*Set exercise*
Scan the listing below for the word "will" and state how many lines hold it. Write nothing but the number.

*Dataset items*
+===+

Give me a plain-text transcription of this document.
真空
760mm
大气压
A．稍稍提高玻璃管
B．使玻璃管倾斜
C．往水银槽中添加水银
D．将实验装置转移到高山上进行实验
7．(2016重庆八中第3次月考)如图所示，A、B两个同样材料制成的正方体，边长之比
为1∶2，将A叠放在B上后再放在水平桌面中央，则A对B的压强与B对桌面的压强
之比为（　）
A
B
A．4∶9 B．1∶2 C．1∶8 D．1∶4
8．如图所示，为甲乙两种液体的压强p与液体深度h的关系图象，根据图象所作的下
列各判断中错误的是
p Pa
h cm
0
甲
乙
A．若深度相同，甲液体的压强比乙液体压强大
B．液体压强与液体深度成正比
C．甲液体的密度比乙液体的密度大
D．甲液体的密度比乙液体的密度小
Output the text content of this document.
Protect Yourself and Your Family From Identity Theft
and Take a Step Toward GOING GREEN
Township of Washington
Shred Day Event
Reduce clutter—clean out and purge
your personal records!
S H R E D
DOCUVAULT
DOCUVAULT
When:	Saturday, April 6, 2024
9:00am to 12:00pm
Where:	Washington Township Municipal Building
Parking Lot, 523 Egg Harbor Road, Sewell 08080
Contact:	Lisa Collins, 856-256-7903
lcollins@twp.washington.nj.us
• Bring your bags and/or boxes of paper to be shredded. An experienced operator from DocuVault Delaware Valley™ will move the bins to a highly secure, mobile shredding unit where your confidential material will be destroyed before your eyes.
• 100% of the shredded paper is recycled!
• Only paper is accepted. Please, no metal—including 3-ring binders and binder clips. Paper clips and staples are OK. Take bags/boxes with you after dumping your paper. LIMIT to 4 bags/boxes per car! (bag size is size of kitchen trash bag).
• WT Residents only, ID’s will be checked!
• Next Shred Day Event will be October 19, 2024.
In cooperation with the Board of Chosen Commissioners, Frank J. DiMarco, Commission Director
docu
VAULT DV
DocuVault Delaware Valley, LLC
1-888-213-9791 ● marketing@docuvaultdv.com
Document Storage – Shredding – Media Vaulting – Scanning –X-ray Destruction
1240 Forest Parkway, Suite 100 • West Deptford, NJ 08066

+===+

*Finished answer*
3